(Task brief) Below is a listing. Gather each line of it that contains "this".

(The data)
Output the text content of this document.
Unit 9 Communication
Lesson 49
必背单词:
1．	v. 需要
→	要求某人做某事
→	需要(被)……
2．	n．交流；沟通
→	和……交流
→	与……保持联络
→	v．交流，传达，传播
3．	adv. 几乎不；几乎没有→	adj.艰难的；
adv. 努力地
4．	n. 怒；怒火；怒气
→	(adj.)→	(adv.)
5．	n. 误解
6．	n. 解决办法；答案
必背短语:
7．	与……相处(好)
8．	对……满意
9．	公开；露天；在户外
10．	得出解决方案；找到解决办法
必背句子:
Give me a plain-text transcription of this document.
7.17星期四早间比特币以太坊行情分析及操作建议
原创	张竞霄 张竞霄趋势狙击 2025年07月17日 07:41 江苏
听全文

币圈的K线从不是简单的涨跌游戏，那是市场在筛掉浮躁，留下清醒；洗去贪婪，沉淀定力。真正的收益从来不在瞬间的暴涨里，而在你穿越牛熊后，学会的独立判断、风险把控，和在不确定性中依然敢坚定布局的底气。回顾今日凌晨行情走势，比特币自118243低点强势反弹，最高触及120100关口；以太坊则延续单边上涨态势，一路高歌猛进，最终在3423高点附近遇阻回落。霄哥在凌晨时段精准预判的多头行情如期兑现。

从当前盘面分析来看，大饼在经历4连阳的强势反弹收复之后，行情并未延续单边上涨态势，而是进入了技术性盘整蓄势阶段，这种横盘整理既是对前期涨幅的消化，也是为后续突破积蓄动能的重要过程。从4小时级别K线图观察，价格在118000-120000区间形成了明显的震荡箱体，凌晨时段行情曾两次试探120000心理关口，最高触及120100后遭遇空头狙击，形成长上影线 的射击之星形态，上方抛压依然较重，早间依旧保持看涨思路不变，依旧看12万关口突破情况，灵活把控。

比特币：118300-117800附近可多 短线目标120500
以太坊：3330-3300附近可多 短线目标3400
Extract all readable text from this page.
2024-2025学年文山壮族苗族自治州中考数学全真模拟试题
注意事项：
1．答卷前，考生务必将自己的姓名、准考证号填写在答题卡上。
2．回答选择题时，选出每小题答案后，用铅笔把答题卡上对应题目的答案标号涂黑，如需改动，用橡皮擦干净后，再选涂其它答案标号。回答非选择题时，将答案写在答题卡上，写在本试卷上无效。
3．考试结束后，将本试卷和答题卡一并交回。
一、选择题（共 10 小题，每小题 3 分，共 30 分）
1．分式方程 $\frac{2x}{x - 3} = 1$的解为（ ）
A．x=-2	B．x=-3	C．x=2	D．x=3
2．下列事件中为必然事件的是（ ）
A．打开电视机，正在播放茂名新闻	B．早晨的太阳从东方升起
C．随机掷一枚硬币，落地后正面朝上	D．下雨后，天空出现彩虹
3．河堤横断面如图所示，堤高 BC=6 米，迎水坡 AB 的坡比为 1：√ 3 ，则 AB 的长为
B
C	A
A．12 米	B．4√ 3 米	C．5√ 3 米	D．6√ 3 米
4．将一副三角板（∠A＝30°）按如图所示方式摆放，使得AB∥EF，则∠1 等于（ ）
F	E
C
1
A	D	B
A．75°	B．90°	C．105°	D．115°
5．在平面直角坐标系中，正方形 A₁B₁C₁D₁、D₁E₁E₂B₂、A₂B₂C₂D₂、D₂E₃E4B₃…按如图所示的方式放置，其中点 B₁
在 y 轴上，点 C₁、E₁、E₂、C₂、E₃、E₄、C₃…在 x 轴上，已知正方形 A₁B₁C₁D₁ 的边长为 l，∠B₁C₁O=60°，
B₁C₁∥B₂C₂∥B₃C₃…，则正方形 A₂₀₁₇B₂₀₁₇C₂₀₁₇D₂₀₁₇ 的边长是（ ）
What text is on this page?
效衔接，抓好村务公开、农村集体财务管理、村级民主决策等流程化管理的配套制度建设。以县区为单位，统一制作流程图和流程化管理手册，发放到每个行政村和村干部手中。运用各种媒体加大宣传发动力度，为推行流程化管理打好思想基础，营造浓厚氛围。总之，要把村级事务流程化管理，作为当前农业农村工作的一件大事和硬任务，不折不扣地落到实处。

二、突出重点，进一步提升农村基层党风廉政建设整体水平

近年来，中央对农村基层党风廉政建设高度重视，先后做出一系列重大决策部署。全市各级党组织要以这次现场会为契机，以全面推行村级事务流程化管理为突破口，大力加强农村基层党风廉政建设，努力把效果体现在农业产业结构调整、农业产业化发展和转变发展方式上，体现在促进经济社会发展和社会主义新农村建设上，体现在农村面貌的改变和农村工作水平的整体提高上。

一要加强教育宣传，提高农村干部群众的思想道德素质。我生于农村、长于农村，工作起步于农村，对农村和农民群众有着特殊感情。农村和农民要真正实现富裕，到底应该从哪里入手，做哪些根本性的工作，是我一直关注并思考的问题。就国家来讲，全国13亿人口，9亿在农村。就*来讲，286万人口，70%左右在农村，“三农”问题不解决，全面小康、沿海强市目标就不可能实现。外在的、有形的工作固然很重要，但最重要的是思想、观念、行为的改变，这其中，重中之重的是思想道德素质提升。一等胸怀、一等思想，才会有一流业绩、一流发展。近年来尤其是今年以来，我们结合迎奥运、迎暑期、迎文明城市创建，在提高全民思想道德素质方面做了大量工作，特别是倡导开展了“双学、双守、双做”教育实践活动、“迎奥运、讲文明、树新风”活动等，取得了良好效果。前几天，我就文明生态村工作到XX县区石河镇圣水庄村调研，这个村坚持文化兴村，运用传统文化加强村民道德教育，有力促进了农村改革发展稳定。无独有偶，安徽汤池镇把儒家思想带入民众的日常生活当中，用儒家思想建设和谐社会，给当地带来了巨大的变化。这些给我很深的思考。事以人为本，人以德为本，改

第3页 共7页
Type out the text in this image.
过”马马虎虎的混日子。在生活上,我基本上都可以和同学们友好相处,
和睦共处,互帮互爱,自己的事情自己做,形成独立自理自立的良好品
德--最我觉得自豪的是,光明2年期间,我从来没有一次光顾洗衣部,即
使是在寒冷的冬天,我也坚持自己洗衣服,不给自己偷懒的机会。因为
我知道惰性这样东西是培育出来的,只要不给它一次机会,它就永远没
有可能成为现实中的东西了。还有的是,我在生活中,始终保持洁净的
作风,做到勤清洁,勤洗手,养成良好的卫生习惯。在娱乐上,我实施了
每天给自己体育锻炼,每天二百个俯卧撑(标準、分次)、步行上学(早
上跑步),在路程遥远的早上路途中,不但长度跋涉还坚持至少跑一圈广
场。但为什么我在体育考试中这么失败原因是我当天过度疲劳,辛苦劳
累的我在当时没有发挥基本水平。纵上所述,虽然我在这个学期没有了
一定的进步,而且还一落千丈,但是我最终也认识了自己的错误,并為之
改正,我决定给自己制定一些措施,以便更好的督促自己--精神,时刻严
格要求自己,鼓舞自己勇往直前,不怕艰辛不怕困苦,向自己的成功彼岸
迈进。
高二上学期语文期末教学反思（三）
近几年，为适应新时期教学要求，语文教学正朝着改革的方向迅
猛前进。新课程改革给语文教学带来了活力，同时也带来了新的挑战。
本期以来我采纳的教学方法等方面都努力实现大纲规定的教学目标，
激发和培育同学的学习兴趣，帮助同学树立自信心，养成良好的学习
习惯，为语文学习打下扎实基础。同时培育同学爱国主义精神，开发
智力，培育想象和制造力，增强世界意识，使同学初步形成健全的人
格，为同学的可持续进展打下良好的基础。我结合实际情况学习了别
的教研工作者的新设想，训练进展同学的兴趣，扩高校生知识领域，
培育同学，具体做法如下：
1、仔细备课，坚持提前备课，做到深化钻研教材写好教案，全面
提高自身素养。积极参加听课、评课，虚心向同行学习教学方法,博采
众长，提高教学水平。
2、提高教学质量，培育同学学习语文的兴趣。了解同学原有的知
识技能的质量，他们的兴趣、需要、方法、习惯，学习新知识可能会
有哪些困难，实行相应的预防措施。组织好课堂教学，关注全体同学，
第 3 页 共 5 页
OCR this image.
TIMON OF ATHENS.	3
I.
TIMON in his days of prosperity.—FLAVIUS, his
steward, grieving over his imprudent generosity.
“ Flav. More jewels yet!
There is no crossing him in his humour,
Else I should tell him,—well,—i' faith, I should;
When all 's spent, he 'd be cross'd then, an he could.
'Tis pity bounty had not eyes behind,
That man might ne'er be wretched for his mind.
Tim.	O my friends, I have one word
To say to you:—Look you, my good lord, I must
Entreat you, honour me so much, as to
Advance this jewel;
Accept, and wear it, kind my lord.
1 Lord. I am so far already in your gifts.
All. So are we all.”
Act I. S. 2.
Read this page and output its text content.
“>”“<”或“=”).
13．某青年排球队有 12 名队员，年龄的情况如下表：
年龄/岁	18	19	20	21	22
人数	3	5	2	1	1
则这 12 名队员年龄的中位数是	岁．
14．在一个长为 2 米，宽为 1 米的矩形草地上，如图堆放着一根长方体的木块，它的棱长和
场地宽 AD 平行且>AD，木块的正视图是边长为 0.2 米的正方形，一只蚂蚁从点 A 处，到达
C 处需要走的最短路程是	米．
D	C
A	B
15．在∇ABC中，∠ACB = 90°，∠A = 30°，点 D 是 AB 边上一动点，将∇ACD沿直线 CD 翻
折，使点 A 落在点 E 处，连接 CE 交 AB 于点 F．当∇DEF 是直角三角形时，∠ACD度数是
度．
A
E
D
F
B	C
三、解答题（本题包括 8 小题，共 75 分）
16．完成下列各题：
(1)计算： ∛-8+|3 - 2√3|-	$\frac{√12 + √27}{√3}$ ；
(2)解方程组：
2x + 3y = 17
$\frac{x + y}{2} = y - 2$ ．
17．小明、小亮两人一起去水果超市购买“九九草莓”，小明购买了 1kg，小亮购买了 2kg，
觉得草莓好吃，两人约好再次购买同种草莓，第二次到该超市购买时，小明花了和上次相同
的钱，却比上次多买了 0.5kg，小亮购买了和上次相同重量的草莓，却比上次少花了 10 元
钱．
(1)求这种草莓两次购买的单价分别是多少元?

(Output below)
Output the text content of this document.
Give me a plain-text transcription of this document.
Extract all readable text from this page.
What text is on this page?
Type out the text in this image.
OCR this image.
Advance this jewel;
Read this page and output its text content.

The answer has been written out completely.